▶ **What is needed**: Without altering anything, repeat each of the records.

A run of records

(begin)

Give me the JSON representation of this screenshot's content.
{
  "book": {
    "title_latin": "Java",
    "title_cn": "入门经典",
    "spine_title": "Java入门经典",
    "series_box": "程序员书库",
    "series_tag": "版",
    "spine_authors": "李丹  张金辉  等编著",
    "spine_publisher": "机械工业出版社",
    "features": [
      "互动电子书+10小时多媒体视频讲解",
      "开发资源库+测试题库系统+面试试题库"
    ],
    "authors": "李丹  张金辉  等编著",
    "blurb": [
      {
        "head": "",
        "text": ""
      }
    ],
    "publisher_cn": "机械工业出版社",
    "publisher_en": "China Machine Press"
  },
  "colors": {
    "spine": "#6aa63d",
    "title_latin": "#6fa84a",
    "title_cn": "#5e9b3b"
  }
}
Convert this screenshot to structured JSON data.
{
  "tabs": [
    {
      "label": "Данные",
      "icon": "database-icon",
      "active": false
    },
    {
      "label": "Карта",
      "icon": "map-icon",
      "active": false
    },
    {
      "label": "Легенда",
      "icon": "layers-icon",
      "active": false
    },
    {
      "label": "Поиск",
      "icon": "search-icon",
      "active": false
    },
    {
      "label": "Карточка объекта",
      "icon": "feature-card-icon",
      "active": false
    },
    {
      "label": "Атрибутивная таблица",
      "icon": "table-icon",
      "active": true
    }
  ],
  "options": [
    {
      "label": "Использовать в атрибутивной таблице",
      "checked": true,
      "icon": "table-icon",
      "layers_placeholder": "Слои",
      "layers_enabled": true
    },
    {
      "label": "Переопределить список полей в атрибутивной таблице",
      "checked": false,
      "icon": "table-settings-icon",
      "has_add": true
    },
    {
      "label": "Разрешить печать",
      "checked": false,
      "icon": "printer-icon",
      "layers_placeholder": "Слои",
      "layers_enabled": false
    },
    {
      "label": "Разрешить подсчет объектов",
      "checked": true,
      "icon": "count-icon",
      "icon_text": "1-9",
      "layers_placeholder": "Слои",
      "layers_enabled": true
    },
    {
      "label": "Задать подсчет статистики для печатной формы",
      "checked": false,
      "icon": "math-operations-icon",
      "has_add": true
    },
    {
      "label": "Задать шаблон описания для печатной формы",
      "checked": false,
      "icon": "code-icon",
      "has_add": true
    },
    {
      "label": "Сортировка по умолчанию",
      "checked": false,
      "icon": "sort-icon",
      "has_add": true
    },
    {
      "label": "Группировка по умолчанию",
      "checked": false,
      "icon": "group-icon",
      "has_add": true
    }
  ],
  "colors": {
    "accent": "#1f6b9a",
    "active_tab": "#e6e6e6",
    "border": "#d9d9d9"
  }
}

(end)

▶ **Result**:
Give me the JSON representation of this screenshot's content.
{
  "book": {
    "title_latin": "Java",
    "title_cn": "入门经典",
    "spine_title": "Java入门经典",
    "series_box": "程序员书库",
    "series_tag": "版",
    "spine_authors": "李丹  张金辉  等编著",
    "spine_publisher": "机械工业出版社",
    "features": [
      "互动电子书+10小时多媒体视频讲解",
      "开发资源库+测试题库系统+面试试题库"
    ],
    "authors": "李丹  张金辉  等编著",
    "blurb": [
      {
        "head": "",
        "text": ""
      }
    ],
    "publisher_cn": "机械工业出版社",
    "publisher_en": "China Machine Press"
  },
  "colors": {
    "spine": "#6aa63d",
    "title_latin": "#6fa84a",
    "title_cn": "#5e9b3b"
  }
}
Convert this screenshot to structured JSON data.
{
  "tabs": [
    {
      "label": "Данные",
      "icon": "database-icon",
      "active": false
    },
    {
      "label": "Карта",
      "icon": "map-icon",
      "active": false
    },
    {
      "label": "Легенда",
      "icon": "layers-icon",
      "active": false
    },
    {
      "label": "Поиск",
      "icon": "search-icon",
      "active": false
    },
    {
      "label": "Карточка объекта",
      "icon": "feature-card-icon",
      "active": false
    },
    {
      "label": "Атрибутивная таблица",
      "icon": "table-icon",
      "active": true
    }
  ],
  "options": [
    {
      "label": "Использовать в атрибутивной таблице",
      "checked": true,
      "icon": "table-icon",
      "layers_placeholder": "Слои",
      "layers_enabled": true
    },
    {
      "label": "Переопределить список полей в атрибутивной таблице",
      "checked": false,
      "icon": "table-settings-icon",
      "has_add": true
    },
    {
      "label": "Разрешить печать",
      "checked": false,
      "icon": "printer-icon",
      "layers_placeholder": "Слои",
      "layers_enabled": false
    },
    {
      "label": "Разрешить подсчет объектов",
      "checked": true,
      "icon": "count-icon",
      "icon_text": "1-9",
      "layers_placeholder": "Слои",
      "layers_enabled": true
    },
    {
      "label": "Задать подсчет статистики для печатной формы",
      "checked": false,
      "icon": "math-operations-icon",
      "has_add": true
    },
    {
      "label": "Задать шаблон описания для печатной формы",
      "checked": false,
      "icon": "code-icon",
      "has_add": true
    },
    {
      "label": "Сортировка по умолчанию",
      "checked": false,
      "icon": "sort-icon",
      "has_add": true
    },
    {
      "label": "Группировка по умолчанию",
      "checked": false,
      "icon": "group-icon",
      "has_add": true
    }
  ],
  "colors": {
    "accent": "#1f6b9a",
    "active_tab": "#e6e6e6",
    "border": "#d9d9d9"
  }
}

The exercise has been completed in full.